» **MATERIAL TO PROCESS**:

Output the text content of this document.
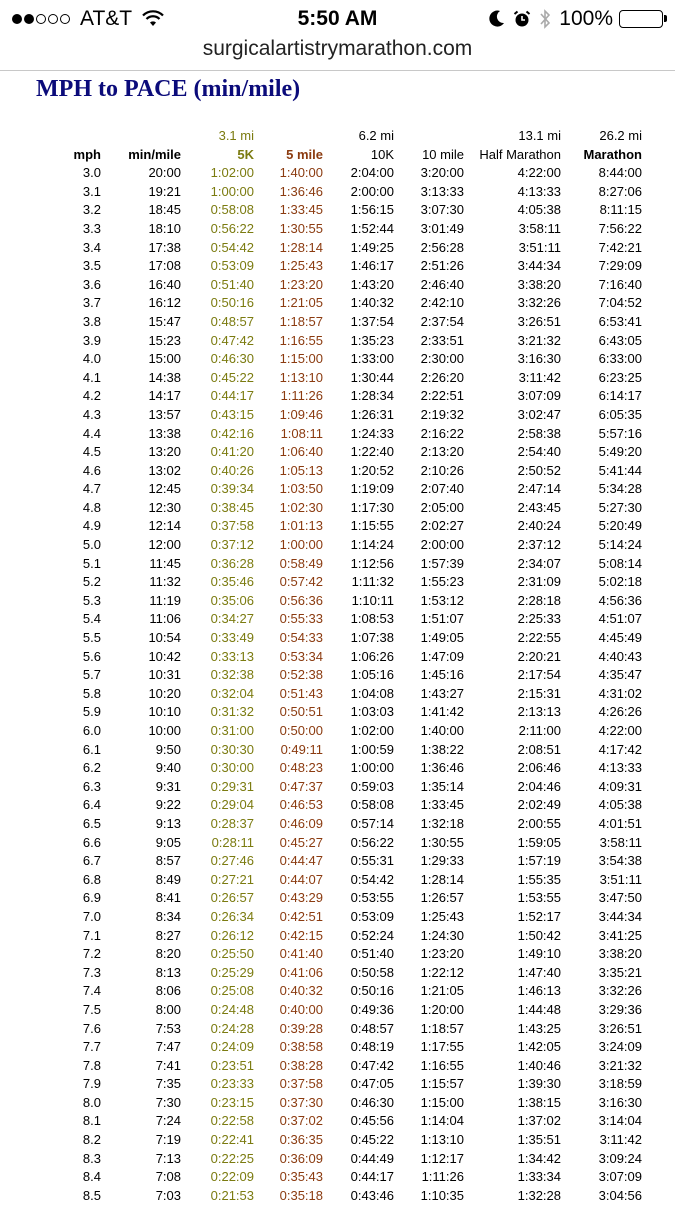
AT&T	5:50 AM	100%
surgicalartistrymarathon.com
MPH to PACE (min/mile)
		3.1 mi		6.2 mi		13.1 mi	26.2 mi
mph	min/mile	5K	5 mile	10K	10 mile	Half Marathon	Marathon
3.0	20:00	1:02:00	1:40:00	2:04:00	3:20:00	4:22:00	8:44:00
3.1	19:21	1:00:00	1:36:46	2:00:00	3:13:33	4:13:33	8:27:06
3.2	18:45	0:58:08	1:33:45	1:56:15	3:07:30	4:05:38	8:11:15
3.3	18:10	0:56:22	1:30:55	1:52:44	3:01:49	3:58:11	7:56:22
3.4	17:38	0:54:42	1:28:14	1:49:25	2:56:28	3:51:11	7:42:21
3.5	17:08	0:53:09	1:25:43	1:46:17	2:51:26	3:44:34	7:29:09
3.6	16:40	0:51:40	1:23:20	1:43:20	2:46:40	3:38:20	7:16:40
3.7	16:12	0:50:16	1:21:05	1:40:32	2:42:10	3:32:26	7:04:52
3.8	15:47	0:48:57	1:18:57	1:37:54	2:37:54	3:26:51	6:53:41
3.9	15:23	0:47:42	1:16:55	1:35:23	2:33:51	3:21:32	6:43:05
4.0	15:00	0:46:30	1:15:00	1:33:00	2:30:00	3:16:30	6:33:00
4.1	14:38	0:45:22	1:13:10	1:30:44	2:26:20	3:11:42	6:23:25
4.2	14:17	0:44:17	1:11:26	1:28:34	2:22:51	3:07:09	6:14:17
4.3	13:57	0:43:15	1:09:46	1:26:31	2:19:32	3:02:47	6:05:35
4.4	13:38	0:42:16	1:08:11	1:24:33	2:16:22	2:58:38	5:57:16
4.5	13:20	0:41:20	1:06:40	1:22:40	2:13:20	2:54:40	5:49:20
4.6	13:02	0:40:26	1:05:13	1:20:52	2:10:26	2:50:52	5:41:44
4.7	12:45	0:39:34	1:03:50	1:19:09	2:07:40	2:47:14	5:34:28
4.8	12:30	0:38:45	1:02:30	1:17:30	2:05:00	2:43:45	5:27:30
4.9	12:14	0:37:58	1:01:13	1:15:55	2:02:27	2:40:24	5:20:49
5.0	12:00	0:37:12	1:00:00	1:14:24	2:00:00	2:37:12	5:14:24
5.1	11:45	0:36:28	0:58:49	1:12:56	1:57:39	2:34:07	5:08:14
5.2	11:32	0:35:46	0:57:42	1:11:32	1:55:23	2:31:09	5:02:18
5.3	11:19	0:35:06	0:56:36	1:10:11	1:53:12	2:28:18	4:56:36
5.4	11:06	0:34:27	0:55:33	1:08:53	1:51:07	2:25:33	4:51:07
5.5	10:54	0:33:49	0:54:33	1:07:38	1:49:05	2:22:55	4:45:49
5.6	10:42	0:33:13	0:53:34	1:06:26	1:47:09	2:20:21	4:40:43
5.7	10:31	0:32:38	0:52:38	1:05:16	1:45:16	2:17:54	4:35:47
5.8	10:20	0:32:04	0:51:43	1:04:08	1:43:27	2:15:31	4:31:02
5.9	10:10	0:31:32	0:50:51	1:03:03	1:41:42	2:13:13	4:26:26
6.0	10:00	0:31:00	0:50:00	1:02:00	1:40:00	2:11:00	4:22:00
6.1	9:50	0:30:30	0:49:11	1:00:59	1:38:22	2:08:51	4:17:42
6.2	9:40	0:30:00	0:48:23	1:00:00	1:36:46	2:06:46	4:13:33
6.3	9:31	0:29:31	0:47:37	0:59:03	1:35:14	2:04:46	4:09:31
6.4	9:22	0:29:04	0:46:53	0:58:08	1:33:45	2:02:49	4:05:38
6.5	9:13	0:28:37	0:46:09	0:57:14	1:32:18	2:00:55	4:01:51
6.6	9:05	0:28:11	0:45:27	0:56:22	1:30:55	1:59:05	3:58:11
6.7	8:57	0:27:46	0:44:47	0:55:31	1:29:33	1:57:19	3:54:38
6.8	8:49	0:27:21	0:44:07	0:54:42	1:28:14	1:55:35	3:51:11
6.9	8:41	0:26:57	0:43:29	0:53:55	1:26:57	1:53:55	3:47:50
7.0	8:34	0:26:34	0:42:51	0:53:09	1:25:43	1:52:17	3:44:34
7.1	8:27	0:26:12	0:42:15	0:52:24	1:24:30	1:50:42	3:41:25
7.2	8:20	0:25:50	0:41:40	0:51:40	1:23:20	1:49:10	3:38:20
7.3	8:13	0:25:29	0:41:06	0:50:58	1:22:12	1:47:40	3:35:21
7.4	8:06	0:25:08	0:40:32	0:50:16	1:21:05	1:46:13	3:32:26
7.5	8:00	0:24:48	0:40:00	0:49:36	1:20:00	1:44:48	3:29:36
7.6	7:53	0:24:28	0:39:28	0:48:57	1:18:57	1:43:25	3:26:51
7.7	7:47	0:24:09	0:38:58	0:48:19	1:17:55	1:42:05	3:24:09
7.8	7:41	0:23:51	0:38:28	0:47:42	1:16:55	1:40:46	3:21:32
7.9	7:35	0:23:33	0:37:58	0:47:05	1:15:57	1:39:30	3:18:59
8.0	7:30	0:23:15	0:37:30	0:46:30	1:15:00	1:38:15	3:16:30
8.1	7:24	0:22:58	0:37:02	0:45:56	1:14:04	1:37:02	3:14:04
8.2	7:19	0:22:41	0:36:35	0:45:22	1:13:10	1:35:51	3:11:42
8.3	7:13	0:22:25	0:36:09	0:44:49	1:12:17	1:34:42	3:09:24
8.4	7:08	0:22:09	0:35:43	0:44:17	1:11:26	1:33:34	3:07:09
8.5	7:03	0:21:53	0:35:18	0:43:46	1:10:35	1:32:28	3:04:56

» **WHAT TO PRODUCE**: Retype the whole listing, keeping every line identical and omitting all pictures.

» **FINISHED TASK**:
Output the text content of this document.
AT&T	5:50 AM	100%
surgicalartistrymarathon.com
MPH to PACE (min/mile)
		3.1 mi		6.2 mi		13.1 mi	26.2 mi
mph	min/mile	5K	5 mile	10K	10 mile	Half Marathon	Marathon
3.0	20:00	1:02:00	1:40:00	2:04:00	3:20:00	4:22:00	8:44:00
3.1	19:21	1:00:00	1:36:46	2:00:00	3:13:33	4:13:33	8:27:06
3.2	18:45	0:58:08	1:33:45	1:56:15	3:07:30	4:05:38	8:11:15
3.3	18:10	0:56:22	1:30:55	1:52:44	3:01:49	3:58:11	7:56:22
3.4	17:38	0:54:42	1:28:14	1:49:25	2:56:28	3:51:11	7:42:21
3.5	17:08	0:53:09	1:25:43	1:46:17	2:51:26	3:44:34	7:29:09
3.6	16:40	0:51:40	1:23:20	1:43:20	2:46:40	3:38:20	7:16:40
3.7	16:12	0:50:16	1:21:05	1:40:32	2:42:10	3:32:26	7:04:52
3.8	15:47	0:48:57	1:18:57	1:37:54	2:37:54	3:26:51	6:53:41
3.9	15:23	0:47:42	1:16:55	1:35:23	2:33:51	3:21:32	6:43:05
4.0	15:00	0:46:30	1:15:00	1:33:00	2:30:00	3:16:30	6:33:00
4.1	14:38	0:45:22	1:13:10	1:30:44	2:26:20	3:11:42	6:23:25
4.2	14:17	0:44:17	1:11:26	1:28:34	2:22:51	3:07:09	6:14:17
4.3	13:57	0:43:15	1:09:46	1:26:31	2:19:32	3:02:47	6:05:35
4.4	13:38	0:42:16	1:08:11	1:24:33	2:16:22	2:58:38	5:57:16
4.5	13:20	0:41:20	1:06:40	1:22:40	2:13:20	2:54:40	5:49:20
4.6	13:02	0:40:26	1:05:13	1:20:52	2:10:26	2:50:52	5:41:44
4.7	12:45	0:39:34	1:03:50	1:19:09	2:07:40	2:47:14	5:34:28
4.8	12:30	0:38:45	1:02:30	1:17:30	2:05:00	2:43:45	5:27:30
4.9	12:14	0:37:58	1:01:13	1:15:55	2:02:27	2:40:24	5:20:49
5.0	12:00	0:37:12	1:00:00	1:14:24	2:00:00	2:37:12	5:14:24
5.1	11:45	0:36:28	0:58:49	1:12:56	1:57:39	2:34:07	5:08:14
5.2	11:32	0:35:46	0:57:42	1:11:32	1:55:23	2:31:09	5:02:18
5.3	11:19	0:35:06	0:56:36	1:10:11	1:53:12	2:28:18	4:56:36
5.4	11:06	0:34:27	0:55:33	1:08:53	1:51:07	2:25:33	4:51:07
5.5	10:54	0:33:49	0:54:33	1:07:38	1:49:05	2:22:55	4:45:49
5.6	10:42	0:33:13	0:53:34	1:06:26	1:47:09	2:20:21	4:40:43
5.7	10:31	0:32:38	0:52:38	1:05:16	1:45:16	2:17:54	4:35:47
5.8	10:20	0:32:04	0:51:43	1:04:08	1:43:27	2:15:31	4:31:02
5.9	10:10	0:31:32	0:50:51	1:03:03	1:41:42	2:13:13	4:26:26
6.0	10:00	0:31:00	0:50:00	1:02:00	1:40:00	2:11:00	4:22:00
6.1	9:50	0:30:30	0:49:11	1:00:59	1:38:22	2:08:51	4:17:42
6.2	9:40	0:30:00	0:48:23	1:00:00	1:36:46	2:06:46	4:13:33
6.3	9:31	0:29:31	0:47:37	0:59:03	1:35:14	2:04:46	4:09:31
6.4	9:22	0:29:04	0:46:53	0:58:08	1:33:45	2:02:49	4:05:38
6.5	9:13	0:28:37	0:46:09	0:57:14	1:32:18	2:00:55	4:01:51
6.6	9:05	0:28:11	0:45:27	0:56:22	1:30:55	1:59:05	3:58:11
6.7	8:57	0:27:46	0:44:47	0:55:31	1:29:33	1:57:19	3:54:38
6.8	8:49	0:27:21	0:44:07	0:54:42	1:28:14	1:55:35	3:51:11
6.9	8:41	0:26:57	0:43:29	0:53:55	1:26:57	1:53:55	3:47:50
7.0	8:34	0:26:34	0:42:51	0:53:09	1:25:43	1:52:17	3:44:34
7.1	8:27	0:26:12	0:42:15	0:52:24	1:24:30	1:50:42	3:41:25
7.2	8:20	0:25:50	0:41:40	0:51:40	1:23:20	1:49:10	3:38:20
7.3	8:13	0:25:29	0:41:06	0:50:58	1:22:12	1:47:40	3:35:21
7.4	8:06	0:25:08	0:40:32	0:50:16	1:21:05	1:46:13	3:32:26
7.5	8:00	0:24:48	0:40:00	0:49:36	1:20:00	1:44:48	3:29:36
7.6	7:53	0:24:28	0:39:28	0:48:57	1:18:57	1:43:25	3:26:51
7.7	7:47	0:24:09	0:38:58	0:48:19	1:17:55	1:42:05	3:24:09
7.8	7:41	0:23:51	0:38:28	0:47:42	1:16:55	1:40:46	3:21:32
7.9	7:35	0:23:33	0:37:58	0:47:05	1:15:57	1:39:30	3:18:59
8.0	7:30	0:23:15	0:37:30	0:46:30	1:15:00	1:38:15	3:16:30
8.1	7:24	0:22:58	0:37:02	0:45:56	1:14:04	1:37:02	3:14:04
8.2	7:19	0:22:41	0:36:35	0:45:22	1:13:10	1:35:51	3:11:42
8.3	7:13	0:22:25	0:36:09	0:44:49	1:12:17	1:34:42	3:09:24
8.4	7:08	0:22:09	0:35:43	0:44:17	1:11:26	1:33:34	3:07:09
8.5	7:03	0:21:53	0:35:18	0:43:46	1:10:35	1:32:28	3:04:56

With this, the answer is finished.